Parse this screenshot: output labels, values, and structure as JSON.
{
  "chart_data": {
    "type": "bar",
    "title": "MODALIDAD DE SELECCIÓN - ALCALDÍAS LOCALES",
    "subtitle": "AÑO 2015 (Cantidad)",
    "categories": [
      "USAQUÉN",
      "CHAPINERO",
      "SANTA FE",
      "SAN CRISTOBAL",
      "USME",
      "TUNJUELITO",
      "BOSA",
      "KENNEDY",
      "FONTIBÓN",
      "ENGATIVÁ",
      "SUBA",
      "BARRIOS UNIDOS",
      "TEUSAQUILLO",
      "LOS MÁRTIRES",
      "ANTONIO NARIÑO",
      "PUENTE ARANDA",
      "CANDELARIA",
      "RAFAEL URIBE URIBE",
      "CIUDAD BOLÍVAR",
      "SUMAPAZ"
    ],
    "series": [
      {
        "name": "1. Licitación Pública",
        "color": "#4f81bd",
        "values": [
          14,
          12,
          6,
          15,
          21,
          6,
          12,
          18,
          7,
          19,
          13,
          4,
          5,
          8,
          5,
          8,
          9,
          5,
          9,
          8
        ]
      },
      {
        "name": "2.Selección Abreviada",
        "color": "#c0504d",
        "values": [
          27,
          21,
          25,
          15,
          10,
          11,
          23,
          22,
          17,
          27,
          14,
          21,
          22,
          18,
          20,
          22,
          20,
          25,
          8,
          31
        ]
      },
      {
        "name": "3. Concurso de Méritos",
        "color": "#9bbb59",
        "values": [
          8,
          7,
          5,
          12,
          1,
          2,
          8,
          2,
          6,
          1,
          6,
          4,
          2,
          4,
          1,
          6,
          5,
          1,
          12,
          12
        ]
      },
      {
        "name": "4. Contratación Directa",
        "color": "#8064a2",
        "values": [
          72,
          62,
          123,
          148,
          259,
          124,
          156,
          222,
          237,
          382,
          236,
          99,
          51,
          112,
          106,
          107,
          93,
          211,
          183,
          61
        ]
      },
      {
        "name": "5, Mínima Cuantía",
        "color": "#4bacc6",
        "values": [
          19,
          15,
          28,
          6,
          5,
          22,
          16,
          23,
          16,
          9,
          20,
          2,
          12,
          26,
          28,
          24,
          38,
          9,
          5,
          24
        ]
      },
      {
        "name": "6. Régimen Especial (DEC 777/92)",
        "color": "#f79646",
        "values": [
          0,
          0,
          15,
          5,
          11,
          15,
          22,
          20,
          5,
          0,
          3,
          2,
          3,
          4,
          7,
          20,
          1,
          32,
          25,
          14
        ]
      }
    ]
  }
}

# [EXERCISE INSTRUCTIONS]
All of the entries should be written out again exactly.

# [RESPONSE BELOW]
Parse this screenshot: output labels, values, and structure as JSON.
{
  "chart_data": {
    "type": "bar",
    "title": "MODALIDAD DE SELECCIÓN - ALCALDÍAS LOCALES",
    "subtitle": "AÑO 2015 (Cantidad)",
    "categories": [
      "USAQUÉN",
      "CHAPINERO",
      "SANTA FE",
      "SAN CRISTOBAL",
      "USME",
      "TUNJUELITO",
      "BOSA",
      "KENNEDY",
      "FONTIBÓN",
      "ENGATIVÁ",
      "SUBA",
      "BARRIOS UNIDOS",
      "TEUSAQUILLO",
      "LOS MÁRTIRES",
      "ANTONIO NARIÑO",
      "PUENTE ARANDA",
      "CANDELARIA",
      "RAFAEL URIBE URIBE",
      "CIUDAD BOLÍVAR",
      "SUMAPAZ"
    ],
    "series": [
      {
        "name": "1. Licitación Pública",
        "color": "#4f81bd",
        "values": [
          14,
          12,
          6,
          15,
          21,
          6,
          12,
          18,
          7,
          19,
          13,
          4,
          5,
          8,
          5,
          8,
          9,
          5,
          9,
          8
        ]
      },
      {
        "name": "2.Selección Abreviada",
        "color": "#c0504d",
        "values": [
          27,
          21,
          25,
          15,
          10,
          11,
          23,
          22,
          17,
          27,
          14,
          21,
          22,
          18,
          20,
          22,
          20,
          25,
          8,
          31
        ]
      },
      {
        "name": "3. Concurso de Méritos",
        "color": "#9bbb59",
        "values": [
          8,
          7,
          5,
          12,
          1,
          2,
          8,
          2,
          6,
          1,
          6,
          4,
          2,
          4,
          1,
          6,
          5,
          1,
          12,
          12
        ]
      },
      {
        "name": "4. Contratación Directa",
        "color": "#8064a2",
        "values": [
          72,
          62,
          123,
          148,
          259,
          124,
          156,
          222,
          237,
          382,
          236,
          99,
          51,
          112,
          106,
          107,
          93,
          211,
          183,
          61
        ]
      },
      {
        "name": "5, Mínima Cuantía",
        "color": "#4bacc6",
        "values": [
          19,
          15,
          28,
          6,
          5,
          22,
          16,
          23,
          16,
          9,
          20,
          2,
          12,
          26,
          28,
          24,
          38,
          9,
          5,
          24
        ]
      },
      {
        "name": "6. Régimen Especial (DEC 777/92)",
        "color": "#f79646",
        "values": [
          0,
          0,
          15,
          5,
          11,
          15,
          22,
          20,
          5,
          0,
          3,
          2,
          3,
          4,
          7,
          20,
          1,
          32,
          25,
          14
        ]
      }
    ]
  }
}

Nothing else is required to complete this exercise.